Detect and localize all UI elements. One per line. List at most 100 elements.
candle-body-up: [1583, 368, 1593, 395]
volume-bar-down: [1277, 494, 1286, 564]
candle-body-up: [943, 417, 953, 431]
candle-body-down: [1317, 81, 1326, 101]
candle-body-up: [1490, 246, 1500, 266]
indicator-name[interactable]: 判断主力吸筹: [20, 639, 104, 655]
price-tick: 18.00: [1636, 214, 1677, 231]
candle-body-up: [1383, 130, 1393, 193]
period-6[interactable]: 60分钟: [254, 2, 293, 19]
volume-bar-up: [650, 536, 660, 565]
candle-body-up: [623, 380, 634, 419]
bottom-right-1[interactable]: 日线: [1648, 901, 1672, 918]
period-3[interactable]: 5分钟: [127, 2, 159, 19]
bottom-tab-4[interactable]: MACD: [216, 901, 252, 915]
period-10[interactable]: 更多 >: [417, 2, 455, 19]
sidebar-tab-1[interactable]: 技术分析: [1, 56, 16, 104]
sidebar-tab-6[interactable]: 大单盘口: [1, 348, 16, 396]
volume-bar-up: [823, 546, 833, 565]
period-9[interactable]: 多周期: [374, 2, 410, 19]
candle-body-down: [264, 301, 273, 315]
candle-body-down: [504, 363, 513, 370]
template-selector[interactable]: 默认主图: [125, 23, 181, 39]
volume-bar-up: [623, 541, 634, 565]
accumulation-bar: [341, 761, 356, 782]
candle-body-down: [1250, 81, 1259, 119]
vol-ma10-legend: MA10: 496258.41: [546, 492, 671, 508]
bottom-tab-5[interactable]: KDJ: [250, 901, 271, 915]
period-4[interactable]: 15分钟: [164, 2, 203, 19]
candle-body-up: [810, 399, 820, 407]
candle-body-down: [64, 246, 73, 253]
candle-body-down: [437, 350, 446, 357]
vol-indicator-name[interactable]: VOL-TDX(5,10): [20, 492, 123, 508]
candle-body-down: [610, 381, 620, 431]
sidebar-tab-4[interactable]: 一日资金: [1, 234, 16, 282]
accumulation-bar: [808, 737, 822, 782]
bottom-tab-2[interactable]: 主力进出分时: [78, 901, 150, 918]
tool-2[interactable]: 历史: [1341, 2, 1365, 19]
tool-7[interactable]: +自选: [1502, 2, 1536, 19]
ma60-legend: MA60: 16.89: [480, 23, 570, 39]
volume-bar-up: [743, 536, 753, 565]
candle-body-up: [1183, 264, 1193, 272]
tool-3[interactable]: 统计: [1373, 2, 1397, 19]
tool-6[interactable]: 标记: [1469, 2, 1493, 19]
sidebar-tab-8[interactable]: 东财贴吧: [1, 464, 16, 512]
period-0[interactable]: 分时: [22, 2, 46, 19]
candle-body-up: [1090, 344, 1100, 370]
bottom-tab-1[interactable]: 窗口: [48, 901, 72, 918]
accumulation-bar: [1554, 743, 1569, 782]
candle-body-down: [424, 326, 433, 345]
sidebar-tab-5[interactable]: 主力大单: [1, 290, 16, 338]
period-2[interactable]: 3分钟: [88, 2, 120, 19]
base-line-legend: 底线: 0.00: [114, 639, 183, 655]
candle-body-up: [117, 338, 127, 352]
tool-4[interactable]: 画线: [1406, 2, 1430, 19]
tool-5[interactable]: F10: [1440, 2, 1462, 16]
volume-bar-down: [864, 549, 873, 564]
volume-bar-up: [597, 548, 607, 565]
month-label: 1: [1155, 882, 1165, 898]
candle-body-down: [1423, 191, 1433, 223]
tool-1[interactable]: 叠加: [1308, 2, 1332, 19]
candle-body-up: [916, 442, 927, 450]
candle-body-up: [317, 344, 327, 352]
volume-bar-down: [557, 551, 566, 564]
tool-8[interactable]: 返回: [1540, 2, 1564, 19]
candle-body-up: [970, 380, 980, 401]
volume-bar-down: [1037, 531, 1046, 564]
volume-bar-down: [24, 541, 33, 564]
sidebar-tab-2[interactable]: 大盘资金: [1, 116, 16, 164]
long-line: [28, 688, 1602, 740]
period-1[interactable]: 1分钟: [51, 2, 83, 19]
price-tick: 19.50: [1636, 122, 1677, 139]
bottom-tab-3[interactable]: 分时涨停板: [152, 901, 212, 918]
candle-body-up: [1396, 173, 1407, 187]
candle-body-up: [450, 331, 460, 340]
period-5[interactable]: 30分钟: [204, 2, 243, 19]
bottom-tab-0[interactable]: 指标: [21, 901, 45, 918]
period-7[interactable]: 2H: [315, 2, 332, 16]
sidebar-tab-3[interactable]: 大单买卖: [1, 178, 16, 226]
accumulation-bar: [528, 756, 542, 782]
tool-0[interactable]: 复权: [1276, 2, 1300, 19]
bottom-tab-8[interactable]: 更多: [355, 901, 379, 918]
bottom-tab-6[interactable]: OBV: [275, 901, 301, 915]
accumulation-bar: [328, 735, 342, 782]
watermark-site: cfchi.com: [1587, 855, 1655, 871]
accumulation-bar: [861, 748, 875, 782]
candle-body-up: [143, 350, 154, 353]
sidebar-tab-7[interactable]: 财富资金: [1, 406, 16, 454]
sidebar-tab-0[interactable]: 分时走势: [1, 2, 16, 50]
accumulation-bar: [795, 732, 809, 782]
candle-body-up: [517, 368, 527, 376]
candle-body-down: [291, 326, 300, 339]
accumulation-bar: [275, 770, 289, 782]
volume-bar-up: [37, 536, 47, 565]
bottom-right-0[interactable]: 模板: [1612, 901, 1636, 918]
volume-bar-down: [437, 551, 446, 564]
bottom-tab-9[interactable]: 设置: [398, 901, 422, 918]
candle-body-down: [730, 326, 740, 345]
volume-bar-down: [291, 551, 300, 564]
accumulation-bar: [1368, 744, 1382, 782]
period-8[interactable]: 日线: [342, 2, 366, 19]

--------------------------------

- **Challenge**
Render the lines above as a numbered list, covering everything from the very first line down to the line containing "candle-body-down: [1317, 81, 1326, 101]", both included, with blank lines left out.

- **The response**
1. Detect and localize all UI elements. One per line. List at most 100 elements.
2. candle-body-up: [1583, 368, 1593, 395]
3. volume-bar-down: [1277, 494, 1286, 564]
4. candle-body-up: [943, 417, 953, 431]
5. candle-body-down: [1317, 81, 1326, 101]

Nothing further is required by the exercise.